:: TEKS BACAAN ::
________________________________________
Surabaya – Program One Pesantren One Product (OPOP) yang dikembangkan Pemprov Jatim berkolaborasi dengan Universitas NU Surabaya (Unusa), Institut Teknologi Sepuluh Nopember (ITS) dan International Council For Small Business (ICSB), merupakan pemberdayaan ekonomi kerakyatan melalui pesantren. Guna implementasi program tersebut, perlu adanya sinkronisasi di 38 Dinas Koperasi dan Usaha Mikro (UM) Kabupaten/Kota se-Jawa Timur.
“Sinkronisasi ini perlu untuk menyelaraskan program-program OPOP di dinas tingkat kabupaten/kota sebagai pelaksana di daerah,” kata Ketua Bidang Pengabdian Masyarakat Lembaga Penelitian dan Pengabdian Masyarakat (LPPM) Unusa sekaligus Direktur OPOP Training Center Unusa, Mohammad Ghofirin MPd, Sabtu (7/9)
Program sinkronsasi telah dilaksanakan oleh Dinas Koperasi dan UMKM Jawa Timur selama dua hari (3-4 Sepember ) di Malang. Kegiatan yang dihadiri 38 Dinas Koperasi dan UM Kabupaten/Kota seluruh Jatim ini, sebagai tindak lanjut peresmian OPOP Jatim di Grand City Surabaya, pada tanggal 7 Agustus 2019 dan peresmian OPOP Training Center di Unusa, pada 22 Agustus 2019. Keduanya diresmikan oleh Gubernur Jawa Timur Khofifah Indar Parawansa.
Ghofirin menerangkan OPOP merupakan bagian dari program Gubernur dan Wakil Gubernur Jatim yang tertuang dalam Nawa Bhakti Satya pilar ke-7, yakni Jatim Berdaya. OPOP adalah suatu program peningkatan kesejahteraan berbasis ponpes melalui pemberdayaan santri, pesantren, serta alumni pesantren dan masyarakat.
________________________________________
:: DAFTAR BARIS ::
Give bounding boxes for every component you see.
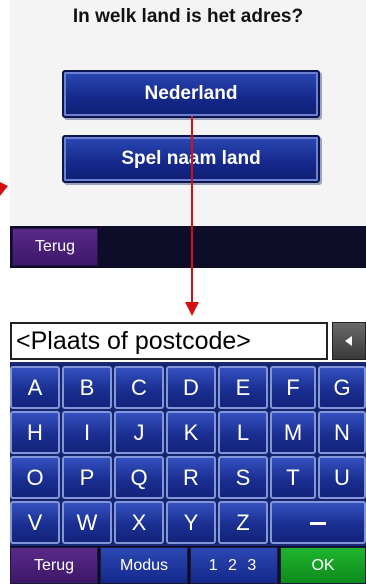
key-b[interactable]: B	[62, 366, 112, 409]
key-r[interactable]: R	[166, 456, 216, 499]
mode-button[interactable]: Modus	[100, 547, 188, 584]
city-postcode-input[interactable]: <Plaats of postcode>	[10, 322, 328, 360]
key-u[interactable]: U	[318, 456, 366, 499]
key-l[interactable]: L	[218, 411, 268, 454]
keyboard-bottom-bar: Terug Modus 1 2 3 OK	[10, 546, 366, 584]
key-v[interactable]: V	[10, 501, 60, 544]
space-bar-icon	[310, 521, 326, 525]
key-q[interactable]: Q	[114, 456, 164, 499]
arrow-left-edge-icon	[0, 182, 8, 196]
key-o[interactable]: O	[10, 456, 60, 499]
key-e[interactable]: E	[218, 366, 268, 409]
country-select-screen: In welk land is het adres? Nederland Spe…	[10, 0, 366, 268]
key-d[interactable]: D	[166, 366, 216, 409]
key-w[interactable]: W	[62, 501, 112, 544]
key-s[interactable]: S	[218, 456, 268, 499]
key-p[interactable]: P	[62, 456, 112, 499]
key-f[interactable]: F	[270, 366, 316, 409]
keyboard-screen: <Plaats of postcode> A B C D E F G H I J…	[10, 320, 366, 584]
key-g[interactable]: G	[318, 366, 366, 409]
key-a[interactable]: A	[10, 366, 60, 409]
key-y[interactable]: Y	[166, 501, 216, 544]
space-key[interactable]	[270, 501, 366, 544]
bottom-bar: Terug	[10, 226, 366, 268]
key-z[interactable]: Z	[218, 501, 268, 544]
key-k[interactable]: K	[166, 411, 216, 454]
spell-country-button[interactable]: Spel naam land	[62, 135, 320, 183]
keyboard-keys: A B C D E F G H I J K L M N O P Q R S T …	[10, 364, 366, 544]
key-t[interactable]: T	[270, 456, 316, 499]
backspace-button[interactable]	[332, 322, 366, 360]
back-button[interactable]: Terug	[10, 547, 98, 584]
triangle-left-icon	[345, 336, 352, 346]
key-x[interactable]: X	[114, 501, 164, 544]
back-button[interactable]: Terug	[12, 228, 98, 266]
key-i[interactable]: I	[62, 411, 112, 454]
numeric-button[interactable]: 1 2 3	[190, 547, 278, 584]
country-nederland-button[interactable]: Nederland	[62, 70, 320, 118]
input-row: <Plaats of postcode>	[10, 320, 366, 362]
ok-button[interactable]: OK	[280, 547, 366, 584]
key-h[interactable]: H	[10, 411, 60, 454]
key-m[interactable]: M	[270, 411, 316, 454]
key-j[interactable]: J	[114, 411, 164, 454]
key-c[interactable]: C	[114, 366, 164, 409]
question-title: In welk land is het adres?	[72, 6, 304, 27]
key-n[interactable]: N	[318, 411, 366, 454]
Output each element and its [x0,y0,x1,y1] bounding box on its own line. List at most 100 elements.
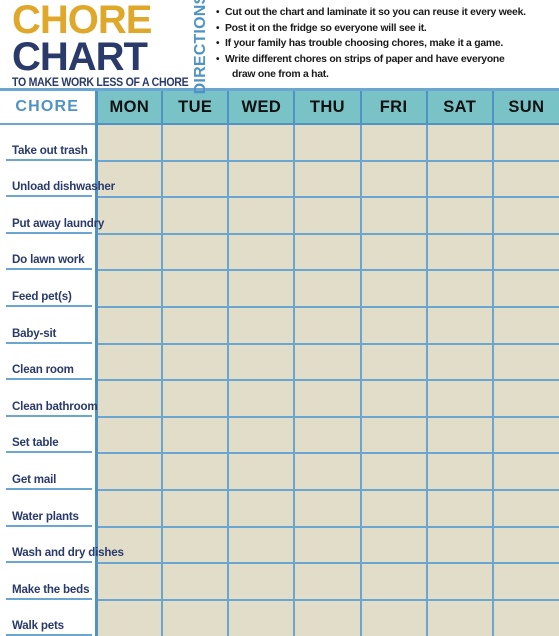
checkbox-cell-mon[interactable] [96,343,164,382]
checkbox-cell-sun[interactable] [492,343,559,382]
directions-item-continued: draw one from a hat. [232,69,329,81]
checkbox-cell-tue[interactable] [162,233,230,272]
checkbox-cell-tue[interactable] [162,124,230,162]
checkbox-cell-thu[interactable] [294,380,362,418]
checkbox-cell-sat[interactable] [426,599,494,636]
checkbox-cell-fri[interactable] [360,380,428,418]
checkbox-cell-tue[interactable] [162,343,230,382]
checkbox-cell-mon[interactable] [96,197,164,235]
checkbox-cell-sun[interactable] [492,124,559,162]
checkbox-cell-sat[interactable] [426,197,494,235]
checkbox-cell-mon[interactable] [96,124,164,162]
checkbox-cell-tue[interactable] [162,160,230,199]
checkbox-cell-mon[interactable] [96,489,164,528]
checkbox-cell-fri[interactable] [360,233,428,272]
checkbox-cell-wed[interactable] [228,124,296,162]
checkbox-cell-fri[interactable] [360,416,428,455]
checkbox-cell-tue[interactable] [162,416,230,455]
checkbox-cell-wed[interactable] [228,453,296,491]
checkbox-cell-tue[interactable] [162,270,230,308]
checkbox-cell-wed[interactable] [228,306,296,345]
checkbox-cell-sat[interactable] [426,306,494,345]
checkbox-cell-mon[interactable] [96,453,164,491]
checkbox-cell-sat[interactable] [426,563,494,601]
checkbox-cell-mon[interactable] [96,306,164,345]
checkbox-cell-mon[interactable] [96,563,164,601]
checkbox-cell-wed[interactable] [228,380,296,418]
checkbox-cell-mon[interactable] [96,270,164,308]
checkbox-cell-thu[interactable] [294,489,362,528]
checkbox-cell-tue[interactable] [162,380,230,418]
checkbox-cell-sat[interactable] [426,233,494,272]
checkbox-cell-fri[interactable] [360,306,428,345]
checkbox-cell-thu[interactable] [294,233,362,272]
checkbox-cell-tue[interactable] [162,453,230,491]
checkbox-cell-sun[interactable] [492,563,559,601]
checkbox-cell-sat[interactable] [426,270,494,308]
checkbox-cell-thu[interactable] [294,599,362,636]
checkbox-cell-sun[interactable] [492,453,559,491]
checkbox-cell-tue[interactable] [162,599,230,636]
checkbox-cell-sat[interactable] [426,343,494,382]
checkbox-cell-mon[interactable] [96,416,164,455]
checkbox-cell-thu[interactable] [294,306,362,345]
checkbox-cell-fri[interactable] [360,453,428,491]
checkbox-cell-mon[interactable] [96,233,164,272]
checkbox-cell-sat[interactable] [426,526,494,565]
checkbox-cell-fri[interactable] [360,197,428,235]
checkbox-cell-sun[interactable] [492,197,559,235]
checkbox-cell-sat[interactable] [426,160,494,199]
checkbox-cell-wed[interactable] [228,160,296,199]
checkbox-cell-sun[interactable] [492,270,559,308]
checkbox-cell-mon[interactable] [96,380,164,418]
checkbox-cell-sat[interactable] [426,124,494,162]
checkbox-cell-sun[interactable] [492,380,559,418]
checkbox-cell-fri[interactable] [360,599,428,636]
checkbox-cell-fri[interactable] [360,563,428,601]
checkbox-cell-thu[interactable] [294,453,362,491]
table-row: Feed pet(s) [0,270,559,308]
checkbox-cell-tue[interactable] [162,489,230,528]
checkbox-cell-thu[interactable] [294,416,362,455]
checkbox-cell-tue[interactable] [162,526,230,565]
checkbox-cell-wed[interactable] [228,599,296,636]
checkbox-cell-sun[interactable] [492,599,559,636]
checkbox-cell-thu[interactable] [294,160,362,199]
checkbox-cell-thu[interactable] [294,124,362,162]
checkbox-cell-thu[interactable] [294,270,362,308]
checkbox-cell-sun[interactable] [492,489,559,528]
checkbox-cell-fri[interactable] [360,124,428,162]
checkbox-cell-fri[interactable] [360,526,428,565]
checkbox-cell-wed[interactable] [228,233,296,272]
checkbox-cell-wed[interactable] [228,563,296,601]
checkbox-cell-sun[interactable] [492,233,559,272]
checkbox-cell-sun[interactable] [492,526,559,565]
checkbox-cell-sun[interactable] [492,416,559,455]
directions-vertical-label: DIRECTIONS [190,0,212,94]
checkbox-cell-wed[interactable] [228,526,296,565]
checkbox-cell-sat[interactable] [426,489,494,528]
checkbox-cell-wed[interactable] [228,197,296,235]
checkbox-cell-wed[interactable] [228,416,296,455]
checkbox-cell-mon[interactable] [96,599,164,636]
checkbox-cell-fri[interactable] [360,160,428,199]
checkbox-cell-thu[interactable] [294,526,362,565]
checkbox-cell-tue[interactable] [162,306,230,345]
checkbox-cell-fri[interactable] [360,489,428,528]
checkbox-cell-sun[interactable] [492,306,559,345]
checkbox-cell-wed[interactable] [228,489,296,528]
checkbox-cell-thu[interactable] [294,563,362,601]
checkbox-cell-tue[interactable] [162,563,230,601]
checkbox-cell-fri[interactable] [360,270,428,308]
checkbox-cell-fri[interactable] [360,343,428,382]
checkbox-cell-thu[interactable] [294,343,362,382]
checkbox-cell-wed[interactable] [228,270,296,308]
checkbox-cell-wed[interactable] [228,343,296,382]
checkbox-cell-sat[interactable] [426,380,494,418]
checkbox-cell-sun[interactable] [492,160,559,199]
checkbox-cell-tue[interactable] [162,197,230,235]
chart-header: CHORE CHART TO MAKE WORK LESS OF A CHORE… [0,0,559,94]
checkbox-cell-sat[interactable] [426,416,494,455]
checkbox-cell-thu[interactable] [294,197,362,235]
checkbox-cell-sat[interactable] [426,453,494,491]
________________________________________
:: TUGAS LATIHAN ::
- 1) Menurut teks tentang program OPOP, mengapa sinkronisasi di 38 Dinas Koperasi dan UM kabupaten/kota se-Jawa Timur perlu dilakukan? Jelaskan dalam satu sampai tiga kalimat.
- 2) Lanjutkan teks tentang program OPOP mulai setelah kalimat terakhirnya.

:: JAWABAN YANG DIHARAPKAN ::
- 1) Sinkronisasi diperlukan untuk menyelaraskan program-program OPOP di dinas tingkat kabupaten/kota, karena dinas-dinas tersebut menjadi pelaksana program di daerah. Langkah ini diperlukan guna mengimplementasikan OPOP sebagai program pemberdayaan ekonomi kerakyatan melalui pesantren.

- 2)
“Sinkronsasi ini menjadi penting agar program yang telah disusun di tingat provinsi yakni Dinas Koperasi dan UMKM bersama Unusa bisa sampai ke tingkat kabupaten/kota sehingga terjadi keselarasan pusat dengan daerah. Dan, Diharapkan bisa menjadi program semua kepala daerah kabupaten/kota di Jatim,” kata Ghofirin yang diundang tampil sebagai pembicara Sinkronisasi Program OPOP Dinas Koperasi dan UM Kabupaten/Kota se-Jawa Timur di Malang.
Konsep OPOP ada 3 pilar yakni Santripreneur (santri), Pesantrenpreneur (koperasi pondok pesantren) dan sosiopreneur (alumni pesantren dan masyarakat). Ketiganya mengusung sebuah Gerakan yang komprehensif dan sinergi untuk menghasilkan produk unggulan pesantren. “Pada pilar kedua inilah pentingnya peran dinas koperasi di daerah agar bisa bersinergi dengan pesantren di daerah setempat,” katanya.
Kegiatan sinkronisasi ini disambut positif semua pejabat dinas di kapubaten/kota. “Potensi ekonomi di pesantren cukup besar. Namun, kondisi koperasi pondok pesantren sekarang ini masih banyak yang pasif. Oleh karena itu perlu ada program untuk mengaktifkan kembali,” kata Didik, perwakilan Dinkop Blitar.
Hal yang sama juga diungkapkan Samiran, perwakilan Dinkop Trenggalek. Ia mengatakan potensi pesantren masih terkendala keterbatasan permodalan dan peralatan produksi. Program OPOP diharapkan menjadi pendekatan yang efektif sekaligus menjadi solusi yang efisien dalam mendorong kembali potensi pesantren.
Sementara itu Kepala Dinas Koperasi Kabupaten Jember, Dedi mengatakan perlu kesepahaman implementasi OPOP antara pemerintah daerah mulai gubernur, dan bupati dengan para pengasuh ponpes (kyai). “OPOP ini merupakan program yang baru, program yang berbeda dengan program sebelumnya yang diterapkan di pesantren. Untuk itu diperlukan persamaan persepsi agar nanti ada kesamaan visi dan misi dalam pelaksanaannya,” kata Dedi. (hap/Humas Unusa)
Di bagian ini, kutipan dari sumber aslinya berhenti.